● **Written exercise**
Can you find the lines of the listing that include "JSON" and copy every one?

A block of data
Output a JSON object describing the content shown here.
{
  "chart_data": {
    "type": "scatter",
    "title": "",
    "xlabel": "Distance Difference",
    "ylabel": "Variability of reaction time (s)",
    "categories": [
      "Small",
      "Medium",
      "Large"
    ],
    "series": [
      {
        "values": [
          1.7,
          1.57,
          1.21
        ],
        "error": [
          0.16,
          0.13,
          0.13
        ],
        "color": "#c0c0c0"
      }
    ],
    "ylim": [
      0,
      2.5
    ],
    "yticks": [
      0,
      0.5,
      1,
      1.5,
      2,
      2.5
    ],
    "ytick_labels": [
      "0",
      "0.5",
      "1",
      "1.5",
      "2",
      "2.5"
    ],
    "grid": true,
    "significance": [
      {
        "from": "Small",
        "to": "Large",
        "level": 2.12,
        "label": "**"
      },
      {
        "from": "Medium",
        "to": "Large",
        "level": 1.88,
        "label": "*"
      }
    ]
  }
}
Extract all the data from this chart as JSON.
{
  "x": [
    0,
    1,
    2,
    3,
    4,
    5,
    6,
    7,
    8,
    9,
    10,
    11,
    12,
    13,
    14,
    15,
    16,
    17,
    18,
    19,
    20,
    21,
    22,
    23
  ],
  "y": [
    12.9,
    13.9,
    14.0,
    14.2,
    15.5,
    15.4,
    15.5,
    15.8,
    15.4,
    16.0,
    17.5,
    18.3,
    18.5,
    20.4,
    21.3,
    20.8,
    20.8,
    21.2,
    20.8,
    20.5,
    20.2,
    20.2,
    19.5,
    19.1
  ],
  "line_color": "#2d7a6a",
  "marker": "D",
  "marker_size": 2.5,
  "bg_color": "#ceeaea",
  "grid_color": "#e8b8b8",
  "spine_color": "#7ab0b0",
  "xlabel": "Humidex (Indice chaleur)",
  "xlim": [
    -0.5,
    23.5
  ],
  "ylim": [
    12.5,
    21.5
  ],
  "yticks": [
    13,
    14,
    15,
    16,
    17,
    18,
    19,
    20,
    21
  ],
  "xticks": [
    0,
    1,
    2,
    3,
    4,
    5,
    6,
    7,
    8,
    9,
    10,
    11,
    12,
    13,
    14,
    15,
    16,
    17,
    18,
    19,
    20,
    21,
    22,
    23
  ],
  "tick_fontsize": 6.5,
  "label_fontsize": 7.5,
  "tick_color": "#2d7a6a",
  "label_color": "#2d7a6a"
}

● **Response for this exercise**
Output a JSON object describing the content shown here.
Extract all the data from this chart as JSON.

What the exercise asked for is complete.